* **What you are asked to do**: Copy each of the rows below verbatim, character for character.

--- START OF Material provided ---

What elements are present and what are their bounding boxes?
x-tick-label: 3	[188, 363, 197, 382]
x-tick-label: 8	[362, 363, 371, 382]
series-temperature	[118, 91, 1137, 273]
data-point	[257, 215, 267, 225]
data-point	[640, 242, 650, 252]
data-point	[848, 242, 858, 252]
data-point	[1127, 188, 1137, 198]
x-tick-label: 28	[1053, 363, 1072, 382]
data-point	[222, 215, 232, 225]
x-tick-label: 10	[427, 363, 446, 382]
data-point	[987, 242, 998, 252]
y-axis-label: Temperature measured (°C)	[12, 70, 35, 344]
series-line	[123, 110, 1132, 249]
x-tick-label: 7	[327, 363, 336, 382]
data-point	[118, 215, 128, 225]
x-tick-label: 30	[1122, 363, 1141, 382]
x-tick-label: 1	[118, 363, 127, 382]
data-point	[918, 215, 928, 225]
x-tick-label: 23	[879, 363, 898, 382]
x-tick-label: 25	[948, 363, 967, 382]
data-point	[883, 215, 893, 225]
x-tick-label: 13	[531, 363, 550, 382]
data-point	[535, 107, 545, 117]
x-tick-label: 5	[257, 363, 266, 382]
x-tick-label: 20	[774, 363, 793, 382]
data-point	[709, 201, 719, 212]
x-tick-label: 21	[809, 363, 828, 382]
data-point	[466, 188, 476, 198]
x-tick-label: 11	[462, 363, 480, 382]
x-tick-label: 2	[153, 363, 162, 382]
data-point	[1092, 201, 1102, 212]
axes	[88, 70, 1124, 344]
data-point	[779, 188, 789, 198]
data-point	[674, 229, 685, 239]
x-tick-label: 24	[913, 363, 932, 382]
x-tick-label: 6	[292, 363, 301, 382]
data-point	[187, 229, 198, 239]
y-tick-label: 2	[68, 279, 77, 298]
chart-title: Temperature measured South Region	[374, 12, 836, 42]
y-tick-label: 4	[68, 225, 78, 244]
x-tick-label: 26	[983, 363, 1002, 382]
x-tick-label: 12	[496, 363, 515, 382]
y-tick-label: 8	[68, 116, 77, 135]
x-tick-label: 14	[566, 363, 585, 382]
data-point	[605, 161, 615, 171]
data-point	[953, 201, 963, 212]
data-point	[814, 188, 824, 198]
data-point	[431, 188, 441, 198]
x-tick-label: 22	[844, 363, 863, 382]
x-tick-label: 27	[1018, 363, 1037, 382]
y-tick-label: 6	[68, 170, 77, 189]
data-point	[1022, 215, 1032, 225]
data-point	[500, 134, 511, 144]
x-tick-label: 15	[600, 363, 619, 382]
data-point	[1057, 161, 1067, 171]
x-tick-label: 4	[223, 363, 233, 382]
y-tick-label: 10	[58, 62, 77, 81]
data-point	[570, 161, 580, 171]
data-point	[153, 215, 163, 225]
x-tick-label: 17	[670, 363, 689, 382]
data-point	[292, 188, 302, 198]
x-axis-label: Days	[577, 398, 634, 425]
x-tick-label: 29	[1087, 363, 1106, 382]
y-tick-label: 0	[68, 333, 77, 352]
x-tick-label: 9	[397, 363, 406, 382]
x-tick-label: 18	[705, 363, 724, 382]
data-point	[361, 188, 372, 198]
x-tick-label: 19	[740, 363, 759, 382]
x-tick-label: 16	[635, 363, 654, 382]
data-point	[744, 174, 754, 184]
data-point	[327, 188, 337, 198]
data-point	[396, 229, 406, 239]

--- END OF Material provided ---

* **Right answer**:
What elements are present and what are their bounding boxes?
x-tick-label: 3	[188, 363, 197, 382]
x-tick-label: 8	[362, 363, 371, 382]
series-temperature	[118, 91, 1137, 273]
data-point	[257, 215, 267, 225]
data-point	[640, 242, 650, 252]
data-point	[848, 242, 858, 252]
data-point	[1127, 188, 1137, 198]
x-tick-label: 28	[1053, 363, 1072, 382]
data-point	[222, 215, 232, 225]
x-tick-label: 10	[427, 363, 446, 382]
data-point	[987, 242, 998, 252]
y-axis-label: Temperature measured (°C)	[12, 70, 35, 344]
series-line	[123, 110, 1132, 249]
x-tick-label: 7	[327, 363, 336, 382]
data-point	[118, 215, 128, 225]
x-tick-label: 30	[1122, 363, 1141, 382]
x-tick-label: 1	[118, 363, 127, 382]
data-point	[918, 215, 928, 225]
x-tick-label: 23	[879, 363, 898, 382]
x-tick-label: 25	[948, 363, 967, 382]
data-point	[883, 215, 893, 225]
x-tick-label: 13	[531, 363, 550, 382]
data-point	[535, 107, 545, 117]
x-tick-label: 5	[257, 363, 266, 382]
x-tick-label: 20	[774, 363, 793, 382]
data-point	[709, 201, 719, 212]
x-tick-label: 21	[809, 363, 828, 382]
data-point	[466, 188, 476, 198]
x-tick-label: 11	[462, 363, 480, 382]
x-tick-label: 2	[153, 363, 162, 382]
data-point	[1092, 201, 1102, 212]
axes	[88, 70, 1124, 344]
data-point	[779, 188, 789, 198]
data-point	[674, 229, 685, 239]
x-tick-label: 24	[913, 363, 932, 382]
x-tick-label: 6	[292, 363, 301, 382]
data-point	[187, 229, 198, 239]
y-tick-label: 2	[68, 279, 77, 298]
chart-title: Temperature measured South Region	[374, 12, 836, 42]
y-tick-label: 4	[68, 225, 78, 244]
x-tick-label: 26	[983, 363, 1002, 382]
x-tick-label: 12	[496, 363, 515, 382]
y-tick-label: 8	[68, 116, 77, 135]
x-tick-label: 14	[566, 363, 585, 382]
data-point	[605, 161, 615, 171]
data-point	[953, 201, 963, 212]
data-point	[814, 188, 824, 198]
data-point	[431, 188, 441, 198]
x-tick-label: 22	[844, 363, 863, 382]
x-tick-label: 27	[1018, 363, 1037, 382]
y-tick-label: 6	[68, 170, 77, 189]
data-point	[1022, 215, 1032, 225]
data-point	[500, 134, 511, 144]
x-tick-label: 15	[600, 363, 619, 382]
data-point	[1057, 161, 1067, 171]
x-tick-label: 4	[223, 363, 233, 382]
y-tick-label: 10	[58, 62, 77, 81]
data-point	[570, 161, 580, 171]
data-point	[153, 215, 163, 225]
x-tick-label: 17	[670, 363, 689, 382]
data-point	[292, 188, 302, 198]
x-axis-label: Days	[577, 398, 634, 425]
x-tick-label: 29	[1087, 363, 1106, 382]
y-tick-label: 0	[68, 333, 77, 352]
x-tick-label: 9	[397, 363, 406, 382]
x-tick-label: 18	[705, 363, 724, 382]
data-point	[361, 188, 372, 198]
x-tick-label: 19	[740, 363, 759, 382]
x-tick-label: 16	[635, 363, 654, 382]
data-point	[744, 174, 754, 184]
data-point	[327, 188, 337, 198]
data-point	[396, 229, 406, 239]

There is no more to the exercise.